_WHAT YOU SHOULD DO:_ Each line of the material below that holds the word "педагогическим" needs to be copied.

════════════════

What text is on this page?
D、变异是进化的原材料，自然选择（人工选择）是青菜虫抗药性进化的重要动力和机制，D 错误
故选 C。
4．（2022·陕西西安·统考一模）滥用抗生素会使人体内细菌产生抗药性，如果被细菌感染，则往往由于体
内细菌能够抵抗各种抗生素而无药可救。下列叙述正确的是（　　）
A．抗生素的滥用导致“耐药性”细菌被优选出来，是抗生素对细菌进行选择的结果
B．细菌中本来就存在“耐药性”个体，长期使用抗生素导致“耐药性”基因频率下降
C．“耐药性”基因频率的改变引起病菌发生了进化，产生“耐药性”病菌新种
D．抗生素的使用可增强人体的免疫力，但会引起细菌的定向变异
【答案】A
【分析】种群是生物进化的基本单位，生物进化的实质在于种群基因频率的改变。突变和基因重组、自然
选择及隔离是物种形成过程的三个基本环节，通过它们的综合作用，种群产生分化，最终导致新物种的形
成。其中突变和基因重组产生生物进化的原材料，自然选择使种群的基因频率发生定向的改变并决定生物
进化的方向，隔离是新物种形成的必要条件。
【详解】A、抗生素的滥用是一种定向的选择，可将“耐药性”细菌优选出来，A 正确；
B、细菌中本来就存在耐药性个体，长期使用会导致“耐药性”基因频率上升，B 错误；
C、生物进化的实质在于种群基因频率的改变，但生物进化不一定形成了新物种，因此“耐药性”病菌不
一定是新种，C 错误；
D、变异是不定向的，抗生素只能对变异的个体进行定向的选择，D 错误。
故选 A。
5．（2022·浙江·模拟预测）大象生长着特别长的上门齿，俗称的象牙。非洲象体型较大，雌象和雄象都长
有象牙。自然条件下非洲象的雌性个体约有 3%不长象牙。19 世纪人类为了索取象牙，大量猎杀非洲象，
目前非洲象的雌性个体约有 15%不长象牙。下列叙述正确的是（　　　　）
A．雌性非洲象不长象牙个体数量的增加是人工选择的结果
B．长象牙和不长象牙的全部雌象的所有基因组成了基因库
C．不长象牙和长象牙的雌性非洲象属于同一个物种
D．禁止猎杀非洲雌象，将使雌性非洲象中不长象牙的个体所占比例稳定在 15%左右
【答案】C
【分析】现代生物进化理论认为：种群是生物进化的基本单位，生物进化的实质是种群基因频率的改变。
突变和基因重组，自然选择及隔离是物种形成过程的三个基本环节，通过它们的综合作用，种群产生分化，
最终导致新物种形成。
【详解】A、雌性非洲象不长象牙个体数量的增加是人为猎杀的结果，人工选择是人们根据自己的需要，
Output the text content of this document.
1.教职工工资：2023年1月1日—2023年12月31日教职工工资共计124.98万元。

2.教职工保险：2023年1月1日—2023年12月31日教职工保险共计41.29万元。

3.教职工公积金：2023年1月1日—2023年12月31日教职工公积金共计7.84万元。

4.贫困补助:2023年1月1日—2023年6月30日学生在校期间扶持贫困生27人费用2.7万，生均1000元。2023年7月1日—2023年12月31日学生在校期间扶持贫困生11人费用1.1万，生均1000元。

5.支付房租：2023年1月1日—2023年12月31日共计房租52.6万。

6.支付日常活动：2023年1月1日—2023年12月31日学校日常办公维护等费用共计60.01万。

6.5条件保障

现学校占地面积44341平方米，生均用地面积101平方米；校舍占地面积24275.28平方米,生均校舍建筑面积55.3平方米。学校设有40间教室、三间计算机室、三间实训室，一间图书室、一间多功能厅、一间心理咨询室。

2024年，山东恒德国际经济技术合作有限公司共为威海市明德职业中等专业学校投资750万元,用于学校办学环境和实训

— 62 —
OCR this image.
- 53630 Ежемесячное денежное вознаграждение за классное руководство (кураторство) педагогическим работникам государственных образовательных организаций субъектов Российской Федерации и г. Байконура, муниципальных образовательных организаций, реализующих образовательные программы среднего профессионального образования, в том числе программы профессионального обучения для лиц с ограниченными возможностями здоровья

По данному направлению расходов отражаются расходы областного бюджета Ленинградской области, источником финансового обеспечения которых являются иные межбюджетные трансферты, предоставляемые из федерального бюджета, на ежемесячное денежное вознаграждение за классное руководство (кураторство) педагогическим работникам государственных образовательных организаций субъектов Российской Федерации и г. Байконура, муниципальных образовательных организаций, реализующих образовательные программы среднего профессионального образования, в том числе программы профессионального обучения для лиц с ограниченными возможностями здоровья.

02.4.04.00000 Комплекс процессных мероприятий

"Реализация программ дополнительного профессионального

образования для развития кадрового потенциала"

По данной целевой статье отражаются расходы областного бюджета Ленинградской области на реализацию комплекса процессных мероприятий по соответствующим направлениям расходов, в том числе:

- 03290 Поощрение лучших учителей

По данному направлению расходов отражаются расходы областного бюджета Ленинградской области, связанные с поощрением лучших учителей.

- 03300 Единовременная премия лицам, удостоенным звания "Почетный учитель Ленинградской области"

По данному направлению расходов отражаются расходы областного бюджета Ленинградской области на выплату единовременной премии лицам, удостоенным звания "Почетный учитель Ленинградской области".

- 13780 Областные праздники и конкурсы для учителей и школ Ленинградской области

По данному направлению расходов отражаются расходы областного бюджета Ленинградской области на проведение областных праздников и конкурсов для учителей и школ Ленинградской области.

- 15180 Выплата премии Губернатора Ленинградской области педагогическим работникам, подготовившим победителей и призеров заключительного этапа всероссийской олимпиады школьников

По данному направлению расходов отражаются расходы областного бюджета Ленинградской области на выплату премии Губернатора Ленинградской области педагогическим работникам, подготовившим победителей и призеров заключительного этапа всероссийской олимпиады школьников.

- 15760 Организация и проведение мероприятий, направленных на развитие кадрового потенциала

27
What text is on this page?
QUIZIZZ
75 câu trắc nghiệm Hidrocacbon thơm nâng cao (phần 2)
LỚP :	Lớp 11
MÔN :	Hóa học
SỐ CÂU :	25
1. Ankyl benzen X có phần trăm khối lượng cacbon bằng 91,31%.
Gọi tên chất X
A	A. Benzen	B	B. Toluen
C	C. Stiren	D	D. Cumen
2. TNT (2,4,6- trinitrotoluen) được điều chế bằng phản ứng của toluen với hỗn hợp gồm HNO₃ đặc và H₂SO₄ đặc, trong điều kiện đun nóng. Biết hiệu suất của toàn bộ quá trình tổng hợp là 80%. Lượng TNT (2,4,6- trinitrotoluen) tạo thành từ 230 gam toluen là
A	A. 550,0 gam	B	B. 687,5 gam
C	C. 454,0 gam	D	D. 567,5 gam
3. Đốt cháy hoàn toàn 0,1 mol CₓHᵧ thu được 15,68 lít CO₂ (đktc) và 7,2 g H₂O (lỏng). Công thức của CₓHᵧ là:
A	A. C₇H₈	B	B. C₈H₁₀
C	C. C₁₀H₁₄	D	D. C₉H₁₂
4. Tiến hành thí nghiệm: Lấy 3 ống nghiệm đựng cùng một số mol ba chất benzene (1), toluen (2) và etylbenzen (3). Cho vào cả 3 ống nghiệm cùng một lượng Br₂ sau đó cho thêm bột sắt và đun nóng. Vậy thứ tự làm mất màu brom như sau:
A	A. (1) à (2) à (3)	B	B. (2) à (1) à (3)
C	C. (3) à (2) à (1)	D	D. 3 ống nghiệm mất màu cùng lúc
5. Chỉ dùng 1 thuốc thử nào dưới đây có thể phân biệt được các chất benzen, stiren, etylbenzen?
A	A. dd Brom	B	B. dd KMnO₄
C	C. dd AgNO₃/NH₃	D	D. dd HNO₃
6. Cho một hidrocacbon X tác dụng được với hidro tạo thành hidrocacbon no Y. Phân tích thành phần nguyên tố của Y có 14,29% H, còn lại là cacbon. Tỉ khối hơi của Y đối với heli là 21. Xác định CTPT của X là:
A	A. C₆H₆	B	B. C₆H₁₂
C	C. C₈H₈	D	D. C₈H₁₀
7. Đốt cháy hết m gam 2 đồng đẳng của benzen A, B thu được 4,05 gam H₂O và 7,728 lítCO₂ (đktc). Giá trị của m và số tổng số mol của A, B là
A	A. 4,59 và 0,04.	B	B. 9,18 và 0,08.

════════════════

_RESPONSE TO THE TASK:_
- 53630 Ежемесячное денежное вознаграждение за классное руководство (кураторство) педагогическим работникам государственных образовательных организаций субъектов Российской Федерации и г. Байконура, муниципальных образовательных организаций, реализующих образовательные программы среднего профессионального образования, в том числе программы профессионального обучения для лиц с ограниченными возможностями здоровья
По данному направлению расходов отражаются расходы областного бюджета Ленинградской области, источником финансового обеспечения которых являются иные межбюджетные трансферты, предоставляемые из федерального бюджета, на ежемесячное денежное вознаграждение за классное руководство (кураторство) педагогическим работникам государственных образовательных организаций субъектов Российской Федерации и г. Байконура, муниципальных образовательных организаций, реализующих образовательные программы среднего профессионального образования, в том числе программы профессионального обучения для лиц с ограниченными возможностями здоровья.
- 15180 Выплата премии Губернатора Ленинградской области педагогическим работникам, подготовившим победителей и призеров заключительного этапа всероссийской олимпиады школьников
По данному направлению расходов отражаются расходы областного бюджета Ленинградской области на выплату премии Губернатора Ленинградской области педагогическим работникам, подготовившим победителей и призеров заключительного этапа всероссийской олимпиады школьников.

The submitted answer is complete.